-- RECORDS PROVIDED start --

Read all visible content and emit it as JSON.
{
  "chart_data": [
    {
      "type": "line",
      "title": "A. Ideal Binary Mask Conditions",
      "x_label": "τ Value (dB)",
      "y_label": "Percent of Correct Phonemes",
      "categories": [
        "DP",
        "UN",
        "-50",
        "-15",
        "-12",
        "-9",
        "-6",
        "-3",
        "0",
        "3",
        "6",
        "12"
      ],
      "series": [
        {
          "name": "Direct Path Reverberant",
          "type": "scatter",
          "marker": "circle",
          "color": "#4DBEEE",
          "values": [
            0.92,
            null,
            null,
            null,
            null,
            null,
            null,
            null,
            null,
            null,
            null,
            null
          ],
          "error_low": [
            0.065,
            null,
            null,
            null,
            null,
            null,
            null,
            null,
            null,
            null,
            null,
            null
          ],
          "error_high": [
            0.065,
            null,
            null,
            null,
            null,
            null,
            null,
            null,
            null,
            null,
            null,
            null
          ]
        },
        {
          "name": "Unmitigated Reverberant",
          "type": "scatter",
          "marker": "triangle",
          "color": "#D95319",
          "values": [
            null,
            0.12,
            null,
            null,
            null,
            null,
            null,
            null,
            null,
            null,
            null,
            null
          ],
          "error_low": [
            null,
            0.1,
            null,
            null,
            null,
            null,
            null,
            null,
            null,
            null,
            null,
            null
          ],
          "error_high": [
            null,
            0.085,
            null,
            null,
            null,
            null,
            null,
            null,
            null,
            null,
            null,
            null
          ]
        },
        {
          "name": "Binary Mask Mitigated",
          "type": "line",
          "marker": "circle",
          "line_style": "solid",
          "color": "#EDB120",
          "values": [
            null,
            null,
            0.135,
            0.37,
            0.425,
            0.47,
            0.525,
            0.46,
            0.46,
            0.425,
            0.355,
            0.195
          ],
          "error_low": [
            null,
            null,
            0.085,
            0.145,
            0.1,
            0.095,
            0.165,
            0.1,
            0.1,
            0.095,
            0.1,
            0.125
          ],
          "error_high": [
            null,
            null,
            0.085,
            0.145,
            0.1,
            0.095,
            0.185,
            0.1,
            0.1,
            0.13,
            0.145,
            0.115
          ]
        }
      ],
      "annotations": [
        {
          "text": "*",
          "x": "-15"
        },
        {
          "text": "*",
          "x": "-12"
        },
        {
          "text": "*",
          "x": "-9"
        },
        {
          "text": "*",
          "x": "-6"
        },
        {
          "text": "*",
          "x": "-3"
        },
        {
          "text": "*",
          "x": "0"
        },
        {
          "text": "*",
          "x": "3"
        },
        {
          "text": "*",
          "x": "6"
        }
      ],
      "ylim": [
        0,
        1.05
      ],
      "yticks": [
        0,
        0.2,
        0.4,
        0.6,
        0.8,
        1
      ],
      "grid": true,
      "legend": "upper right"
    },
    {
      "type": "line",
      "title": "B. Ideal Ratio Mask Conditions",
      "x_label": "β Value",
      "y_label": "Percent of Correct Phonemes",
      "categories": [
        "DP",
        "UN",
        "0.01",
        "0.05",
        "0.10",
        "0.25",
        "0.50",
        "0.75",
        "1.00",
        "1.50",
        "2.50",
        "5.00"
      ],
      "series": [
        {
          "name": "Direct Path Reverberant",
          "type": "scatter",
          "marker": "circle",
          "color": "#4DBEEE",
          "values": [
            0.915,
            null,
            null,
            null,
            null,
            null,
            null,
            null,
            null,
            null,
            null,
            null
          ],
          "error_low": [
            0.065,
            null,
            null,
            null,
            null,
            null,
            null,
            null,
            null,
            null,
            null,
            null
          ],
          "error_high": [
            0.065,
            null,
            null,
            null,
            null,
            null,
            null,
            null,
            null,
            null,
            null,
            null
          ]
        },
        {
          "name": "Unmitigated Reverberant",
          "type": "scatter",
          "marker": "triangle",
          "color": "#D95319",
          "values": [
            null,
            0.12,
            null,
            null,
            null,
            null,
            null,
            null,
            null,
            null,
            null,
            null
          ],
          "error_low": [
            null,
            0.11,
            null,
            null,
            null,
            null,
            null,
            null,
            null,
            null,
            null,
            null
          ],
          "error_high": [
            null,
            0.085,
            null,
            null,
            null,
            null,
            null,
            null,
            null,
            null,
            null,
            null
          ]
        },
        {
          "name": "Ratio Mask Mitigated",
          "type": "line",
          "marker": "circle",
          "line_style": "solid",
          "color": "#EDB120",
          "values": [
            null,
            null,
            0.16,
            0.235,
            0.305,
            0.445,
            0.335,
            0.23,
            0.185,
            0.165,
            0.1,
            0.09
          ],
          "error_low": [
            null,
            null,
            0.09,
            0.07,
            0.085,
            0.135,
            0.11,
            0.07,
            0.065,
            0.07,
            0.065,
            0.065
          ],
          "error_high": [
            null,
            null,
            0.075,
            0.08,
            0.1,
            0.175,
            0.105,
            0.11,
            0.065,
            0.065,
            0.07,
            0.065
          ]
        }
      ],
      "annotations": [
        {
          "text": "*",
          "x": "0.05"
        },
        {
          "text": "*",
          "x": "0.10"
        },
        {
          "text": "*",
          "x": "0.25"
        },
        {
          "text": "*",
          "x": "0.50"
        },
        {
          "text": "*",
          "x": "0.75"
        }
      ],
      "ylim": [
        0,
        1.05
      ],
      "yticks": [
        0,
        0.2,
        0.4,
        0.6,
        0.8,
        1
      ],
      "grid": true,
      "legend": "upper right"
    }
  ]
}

-- RECORDS PROVIDED end --

EXERCISE TASK ▸ Above are the records; retype them all without a single difference.

RESPONSE TO THIS TASK ▸
Read all visible content and emit it as JSON.
{
  "chart_data": [
    {
      "type": "line",
      "title": "A. Ideal Binary Mask Conditions",
      "x_label": "τ Value (dB)",
      "y_label": "Percent of Correct Phonemes",
      "categories": [
        "DP",
        "UN",
        "-50",
        "-15",
        "-12",
        "-9",
        "-6",
        "-3",
        "0",
        "3",
        "6",
        "12"
      ],
      "series": [
        {
          "name": "Direct Path Reverberant",
          "type": "scatter",
          "marker": "circle",
          "color": "#4DBEEE",
          "values": [
            0.92,
            null,
            null,
            null,
            null,
            null,
            null,
            null,
            null,
            null,
            null,
            null
          ],
          "error_low": [
            0.065,
            null,
            null,
            null,
            null,
            null,
            null,
            null,
            null,
            null,
            null,
            null
          ],
          "error_high": [
            0.065,
            null,
            null,
            null,
            null,
            null,
            null,
            null,
            null,
            null,
            null,
            null
          ]
        },
        {
          "name": "Unmitigated Reverberant",
          "type": "scatter",
          "marker": "triangle",
          "color": "#D95319",
          "values": [
            null,
            0.12,
            null,
            null,
            null,
            null,
            null,
            null,
            null,
            null,
            null,
            null
          ],
          "error_low": [
            null,
            0.1,
            null,
            null,
            null,
            null,
            null,
            null,
            null,
            null,
            null,
            null
          ],
          "error_high": [
            null,
            0.085,
            null,
            null,
            null,
            null,
            null,
            null,
            null,
            null,
            null,
            null
          ]
        },
        {
          "name": "Binary Mask Mitigated",
          "type": "line",
          "marker": "circle",
          "line_style": "solid",
          "color": "#EDB120",
          "values": [
            null,
            null,
            0.135,
            0.37,
            0.425,
            0.47,
            0.525,
            0.46,
            0.46,
            0.425,
            0.355,
            0.195
          ],
          "error_low": [
            null,
            null,
            0.085,
            0.145,
            0.1,
            0.095,
            0.165,
            0.1,
            0.1,
            0.095,
            0.1,
            0.125
          ],
          "error_high": [
            null,
            null,
            0.085,
            0.145,
            0.1,
            0.095,
            0.185,
            0.1,
            0.1,
            0.13,
            0.145,
            0.115
          ]
        }
      ],
      "annotations": [
        {
          "text": "*",
          "x": "-15"
        },
        {
          "text": "*",
          "x": "-12"
        },
        {
          "text": "*",
          "x": "-9"
        },
        {
          "text": "*",
          "x": "-6"
        },
        {
          "text": "*",
          "x": "-3"
        },
        {
          "text": "*",
          "x": "0"
        },
        {
          "text": "*",
          "x": "3"
        },
        {
          "text": "*",
          "x": "6"
        }
      ],
      "ylim": [
        0,
        1.05
      ],
      "yticks": [
        0,
        0.2,
        0.4,
        0.6,
        0.8,
        1
      ],
      "grid": true,
      "legend": "upper right"
    },
    {
      "type": "line",
      "title": "B. Ideal Ratio Mask Conditions",
      "x_label": "β Value",
      "y_label": "Percent of Correct Phonemes",
      "categories": [
        "DP",
        "UN",
        "0.01",
        "0.05",
        "0.10",
        "0.25",
        "0.50",
        "0.75",
        "1.00",
        "1.50",
        "2.50",
        "5.00"
      ],
      "series": [
        {
          "name": "Direct Path Reverberant",
          "type": "scatter",
          "marker": "circle",
          "color": "#4DBEEE",
          "values": [
            0.915,
            null,
            null,
            null,
            null,
            null,
            null,
            null,
            null,
            null,
            null,
            null
          ],
          "error_low": [
            0.065,
            null,
            null,
            null,
            null,
            null,
            null,
            null,
            null,
            null,
            null,
            null
          ],
          "error_high": [
            0.065,
            null,
            null,
            null,
            null,
            null,
            null,
            null,
            null,
            null,
            null,
            null
          ]
        },
        {
          "name": "Unmitigated Reverberant",
          "type": "scatter",
          "marker": "triangle",
          "color": "#D95319",
          "values": [
            null,
            0.12,
            null,
            null,
            null,
            null,
            null,
            null,
            null,
            null,
            null,
            null
          ],
          "error_low": [
            null,
            0.11,
            null,
            null,
            null,
            null,
            null,
            null,
            null,
            null,
            null,
            null
          ],
          "error_high": [
            null,
            0.085,
            null,
            null,
            null,
            null,
            null,
            null,
            null,
            null,
            null,
            null
          ]
        },
        {
          "name": "Ratio Mask Mitigated",
          "type": "line",
          "marker": "circle",
          "line_style": "solid",
          "color": "#EDB120",
          "values": [
            null,
            null,
            0.16,
            0.235,
            0.305,
            0.445,
            0.335,
            0.23,
            0.185,
            0.165,
            0.1,
            0.09
          ],
          "error_low": [
            null,
            null,
            0.09,
            0.07,
            0.085,
            0.135,
            0.11,
            0.07,
            0.065,
            0.07,
            0.065,
            0.065
          ],
          "error_high": [
            null,
            null,
            0.075,
            0.08,
            0.1,
            0.175,
            0.105,
            0.11,
            0.065,
            0.065,
            0.07,
            0.065
          ]
        }
      ],
      "annotations": [
        {
          "text": "*",
          "x": "0.05"
        },
        {
          "text": "*",
          "x": "0.10"
        },
        {
          "text": "*",
          "x": "0.25"
        },
        {
          "text": "*",
          "x": "0.50"
        },
        {
          "text": "*",
          "x": "0.75"
        }
      ],
      "ylim": [
        0,
        1.05
      ],
      "yticks": [
        0,
        0.2,
        0.4,
        0.6,
        0.8,
        1
      ],
      "grid": true,
      "legend": "upper right"
    }
  ]
}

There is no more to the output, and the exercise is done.